>> BEGIN

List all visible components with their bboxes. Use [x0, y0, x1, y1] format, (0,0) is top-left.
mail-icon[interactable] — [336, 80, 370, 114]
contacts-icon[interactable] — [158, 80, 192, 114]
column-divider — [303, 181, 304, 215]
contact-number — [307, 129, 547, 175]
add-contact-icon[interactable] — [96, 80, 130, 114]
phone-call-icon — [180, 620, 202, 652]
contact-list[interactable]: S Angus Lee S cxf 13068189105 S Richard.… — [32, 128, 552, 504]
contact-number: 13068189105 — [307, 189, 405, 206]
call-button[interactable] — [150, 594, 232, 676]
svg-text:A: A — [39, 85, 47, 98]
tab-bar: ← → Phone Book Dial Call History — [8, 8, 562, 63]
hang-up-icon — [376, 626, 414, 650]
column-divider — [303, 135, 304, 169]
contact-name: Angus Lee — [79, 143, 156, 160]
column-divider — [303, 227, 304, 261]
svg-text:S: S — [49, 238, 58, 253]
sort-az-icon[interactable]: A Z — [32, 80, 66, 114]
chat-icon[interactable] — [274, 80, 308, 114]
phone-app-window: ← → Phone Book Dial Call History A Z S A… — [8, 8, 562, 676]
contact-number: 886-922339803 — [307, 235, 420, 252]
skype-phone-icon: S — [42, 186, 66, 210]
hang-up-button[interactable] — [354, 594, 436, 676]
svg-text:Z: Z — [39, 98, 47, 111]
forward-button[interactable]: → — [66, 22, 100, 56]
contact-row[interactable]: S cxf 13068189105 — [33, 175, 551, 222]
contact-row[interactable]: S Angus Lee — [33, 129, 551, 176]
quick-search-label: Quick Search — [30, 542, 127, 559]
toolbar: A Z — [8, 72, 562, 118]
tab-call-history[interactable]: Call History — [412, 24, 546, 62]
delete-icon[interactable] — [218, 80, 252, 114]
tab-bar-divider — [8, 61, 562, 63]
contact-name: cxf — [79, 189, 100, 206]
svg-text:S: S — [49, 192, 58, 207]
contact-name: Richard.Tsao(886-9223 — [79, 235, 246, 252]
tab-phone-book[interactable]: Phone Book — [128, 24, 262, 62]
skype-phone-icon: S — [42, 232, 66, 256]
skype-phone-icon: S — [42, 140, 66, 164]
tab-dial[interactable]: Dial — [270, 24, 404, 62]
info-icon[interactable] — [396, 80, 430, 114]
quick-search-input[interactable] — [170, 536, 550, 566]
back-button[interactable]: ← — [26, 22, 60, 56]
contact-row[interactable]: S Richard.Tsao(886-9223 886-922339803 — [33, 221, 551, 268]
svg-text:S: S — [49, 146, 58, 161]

>> END

_PROBLEM REQUIREMENTS_:
Convert everything from the start of the records down to the line containing "call-button[interactable] — [150, 594, 232, 676]", inclusive, into a JSON list of strings with one string per line and blank lines omitted.

_EXERCISE RESULT_:
[
  "List all visible components with their bboxes. Use [x0, y0, x1, y1] format, (0,0) is top-left.",
  "mail-icon[interactable] — [336, 80, 370, 114]",
  "contacts-icon[interactable] — [158, 80, 192, 114]",
  "column-divider — [303, 181, 304, 215]",
  "contact-number — [307, 129, 547, 175]",
  "add-contact-icon[interactable] — [96, 80, 130, 114]",
  "phone-call-icon — [180, 620, 202, 652]",
  "contact-list[interactable]: S Angus Lee S cxf 13068189105 S Richard.… — [32, 128, 552, 504]",
  "contact-number: 13068189105 — [307, 189, 405, 206]",
  "call-button[interactable] — [150, 594, 232, 676]"
]